**Stated exercise**
Count the lines in the records below that contain the string "bounding", treating uppercase and lowercase letters as different. Give only the number.

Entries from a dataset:
- - -
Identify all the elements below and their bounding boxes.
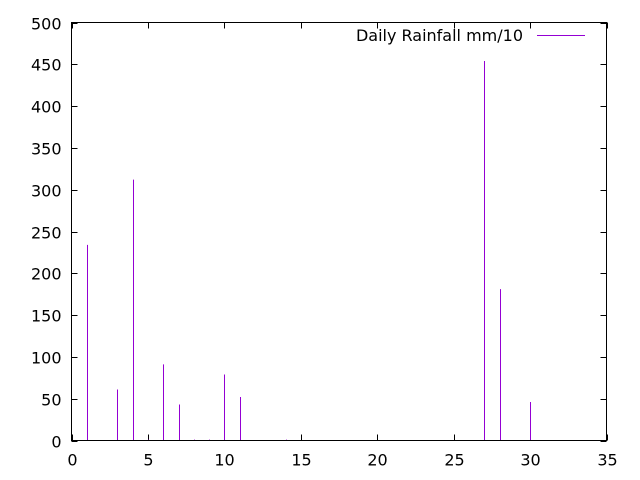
y-tick-label: 0 xyxy=(51,433,61,452)
impulse-series xyxy=(87,60,531,441)
y-tick-label: 400 xyxy=(31,98,62,117)
y-tick-label: 200 xyxy=(31,265,62,284)
legend-label: Daily Rainfall mm/10 xyxy=(356,26,523,45)
legend: Daily Rainfall mm/10 xyxy=(356,26,585,45)
x-tick-label: 30 xyxy=(520,451,540,470)
y-tick-label: 350 xyxy=(31,140,62,159)
x-tick-label: 20 xyxy=(367,451,387,470)
x-tick-label: 10 xyxy=(214,451,234,470)
y-tick-label: 150 xyxy=(31,307,62,326)
x-tick-label: 5 xyxy=(143,451,153,470)
y-tick-label: 500 xyxy=(31,15,62,34)
x-tick-label: 0 xyxy=(67,451,77,470)
axis-ticks: 0 50 100 150 200 250 300 350 400 450 500 0 5 10 15 20 25… xyxy=(31,15,618,470)
x-tick-label: 15 xyxy=(291,451,311,470)
y-tick-label: 250 xyxy=(31,224,62,243)
y-tick-label: 300 xyxy=(31,182,62,201)
x-tick-label: 35 xyxy=(597,451,617,470)
y-tick-label: 100 xyxy=(31,349,62,368)
plot-frame xyxy=(71,22,607,441)
y-tick-label: 50 xyxy=(41,391,61,410)
x-tick-label: 25 xyxy=(444,451,464,470)
y-tick-label: 450 xyxy=(31,56,62,75)
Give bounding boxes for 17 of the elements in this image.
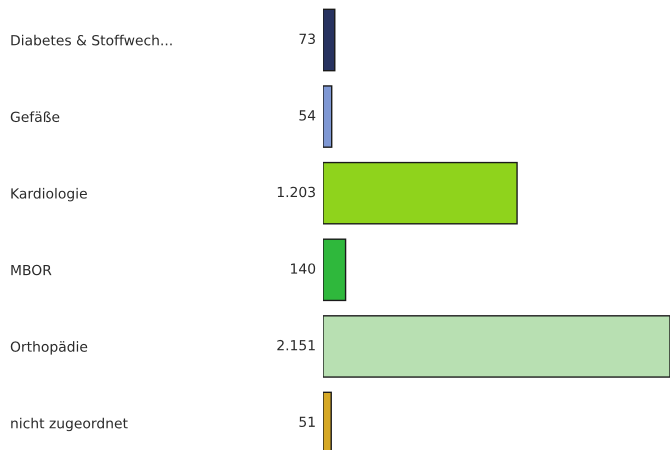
bar: [323, 238, 346, 302]
data-label: 51: [299, 416, 315, 428]
y-tick-label: Gefäße: [10, 111, 60, 122]
data-label: 2.151: [277, 340, 315, 350]
y-tick-label: nicht zugeordnet: [11, 418, 128, 432]
y-tick-label: Diabetes & Stoffwech...: [11, 34, 172, 46]
bar: [323, 8, 336, 72]
data-label: 54: [299, 110, 316, 121]
y-tick-label: MBOR: [11, 264, 52, 276]
bar: [323, 315, 670, 378]
y-tick-label: Orthopädie: [10, 341, 88, 355]
data-label: 1.203: [278, 186, 315, 198]
bar: [323, 85, 332, 148]
data-label: 73: [300, 34, 315, 44]
data-label: 140: [291, 263, 316, 274]
y-tick-label: Kardiologie: [11, 188, 87, 202]
bar: [323, 162, 518, 225]
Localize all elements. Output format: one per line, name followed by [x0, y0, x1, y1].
- - -
**Answer to this task**
2